- Exercise inputs -

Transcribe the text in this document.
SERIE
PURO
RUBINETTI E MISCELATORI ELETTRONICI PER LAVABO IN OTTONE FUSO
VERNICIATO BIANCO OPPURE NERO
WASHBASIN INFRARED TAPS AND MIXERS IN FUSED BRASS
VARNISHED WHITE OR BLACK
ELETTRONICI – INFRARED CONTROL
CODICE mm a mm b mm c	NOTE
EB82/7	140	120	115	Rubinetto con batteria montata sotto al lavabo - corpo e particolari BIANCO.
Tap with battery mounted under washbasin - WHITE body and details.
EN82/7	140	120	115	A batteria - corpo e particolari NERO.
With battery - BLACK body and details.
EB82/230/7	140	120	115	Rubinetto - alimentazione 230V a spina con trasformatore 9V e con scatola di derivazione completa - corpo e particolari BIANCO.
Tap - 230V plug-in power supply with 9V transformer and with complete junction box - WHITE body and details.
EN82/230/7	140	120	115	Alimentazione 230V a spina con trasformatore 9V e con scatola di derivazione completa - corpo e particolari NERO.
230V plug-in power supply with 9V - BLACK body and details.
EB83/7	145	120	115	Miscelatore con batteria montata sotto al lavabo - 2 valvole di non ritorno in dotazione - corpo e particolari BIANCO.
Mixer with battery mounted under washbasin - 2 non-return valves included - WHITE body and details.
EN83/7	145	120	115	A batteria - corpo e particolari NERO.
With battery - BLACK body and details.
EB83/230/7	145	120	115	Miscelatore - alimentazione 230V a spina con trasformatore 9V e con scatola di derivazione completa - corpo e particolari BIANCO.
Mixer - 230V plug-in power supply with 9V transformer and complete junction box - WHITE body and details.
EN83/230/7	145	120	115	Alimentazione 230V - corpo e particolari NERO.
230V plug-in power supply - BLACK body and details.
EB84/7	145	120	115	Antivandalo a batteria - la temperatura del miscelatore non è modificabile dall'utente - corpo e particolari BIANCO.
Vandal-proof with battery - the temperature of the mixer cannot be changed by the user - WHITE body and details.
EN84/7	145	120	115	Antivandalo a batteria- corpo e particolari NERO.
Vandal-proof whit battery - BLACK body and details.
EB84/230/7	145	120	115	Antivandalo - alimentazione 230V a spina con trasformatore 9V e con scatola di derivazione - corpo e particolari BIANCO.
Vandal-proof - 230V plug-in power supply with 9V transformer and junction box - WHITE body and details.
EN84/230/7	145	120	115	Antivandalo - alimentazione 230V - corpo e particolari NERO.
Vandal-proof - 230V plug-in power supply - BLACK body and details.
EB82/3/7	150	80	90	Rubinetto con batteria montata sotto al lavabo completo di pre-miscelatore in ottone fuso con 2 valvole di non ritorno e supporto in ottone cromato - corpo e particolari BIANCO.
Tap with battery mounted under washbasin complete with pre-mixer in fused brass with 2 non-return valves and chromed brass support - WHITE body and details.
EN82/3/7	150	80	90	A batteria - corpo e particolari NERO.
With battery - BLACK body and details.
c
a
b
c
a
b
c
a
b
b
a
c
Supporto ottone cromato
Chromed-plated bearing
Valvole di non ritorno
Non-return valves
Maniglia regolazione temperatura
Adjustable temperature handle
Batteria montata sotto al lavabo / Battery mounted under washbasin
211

- The request -
Retype the entries one by one, exactly.

- Answer to this task -
Transcribe the text in this document.
SERIE
PURO
RUBINETTI E MISCELATORI ELETTRONICI PER LAVABO IN OTTONE FUSO
VERNICIATO BIANCO OPPURE NERO
WASHBASIN INFRARED TAPS AND MIXERS IN FUSED BRASS
VARNISHED WHITE OR BLACK
ELETTRONICI – INFRARED CONTROL
CODICE mm a mm b mm c	NOTE
EB82/7	140	120	115	Rubinetto con batteria montata sotto al lavabo - corpo e particolari BIANCO.
Tap with battery mounted under washbasin - WHITE body and details.
EN82/7	140	120	115	A batteria - corpo e particolari NERO.
With battery - BLACK body and details.
EB82/230/7	140	120	115	Rubinetto - alimentazione 230V a spina con trasformatore 9V e con scatola di derivazione completa - corpo e particolari BIANCO.
Tap - 230V plug-in power supply with 9V transformer and with complete junction box - WHITE body and details.
EN82/230/7	140	120	115	Alimentazione 230V a spina con trasformatore 9V e con scatola di derivazione completa - corpo e particolari NERO.
230V plug-in power supply with 9V - BLACK body and details.
EB83/7	145	120	115	Miscelatore con batteria montata sotto al lavabo - 2 valvole di non ritorno in dotazione - corpo e particolari BIANCO.
Mixer with battery mounted under washbasin - 2 non-return valves included - WHITE body and details.
EN83/7	145	120	115	A batteria - corpo e particolari NERO.
With battery - BLACK body and details.
EB83/230/7	145	120	115	Miscelatore - alimentazione 230V a spina con trasformatore 9V e con scatola di derivazione completa - corpo e particolari BIANCO.
Mixer - 230V plug-in power supply with 9V transformer and complete junction box - WHITE body and details.
EN83/230/7	145	120	115	Alimentazione 230V - corpo e particolari NERO.
230V plug-in power supply - BLACK body and details.
EB84/7	145	120	115	Antivandalo a batteria - la temperatura del miscelatore non è modificabile dall'utente - corpo e particolari BIANCO.
Vandal-proof with battery - the temperature of the mixer cannot be changed by the user - WHITE body and details.
EN84/7	145	120	115	Antivandalo a batteria- corpo e particolari NERO.
Vandal-proof whit battery - BLACK body and details.
EB84/230/7	145	120	115	Antivandalo - alimentazione 230V a spina con trasformatore 9V e con scatola di derivazione - corpo e particolari BIANCO.
Vandal-proof - 230V plug-in power supply with 9V transformer and junction box - WHITE body and details.
EN84/230/7	145	120	115	Antivandalo - alimentazione 230V - corpo e particolari NERO.
Vandal-proof - 230V plug-in power supply - BLACK body and details.
EB82/3/7	150	80	90	Rubinetto con batteria montata sotto al lavabo completo di pre-miscelatore in ottone fuso con 2 valvole di non ritorno e supporto in ottone cromato - corpo e particolari BIANCO.
Tap with battery mounted under washbasin complete with pre-mixer in fused brass with 2 non-return valves and chromed brass support - WHITE body and details.
EN82/3/7	150	80	90	A batteria - corpo e particolari NERO.
With battery - BLACK body and details.
c
a
b
c
a
b
c
a
b
b
a
c
Supporto ottone cromato
Chromed-plated bearing
Valvole di non ritorno
Non-return valves
Maniglia regolazione temperatura
Adjustable temperature handle
Batteria montata sotto al lavabo / Battery mounted under washbasin
211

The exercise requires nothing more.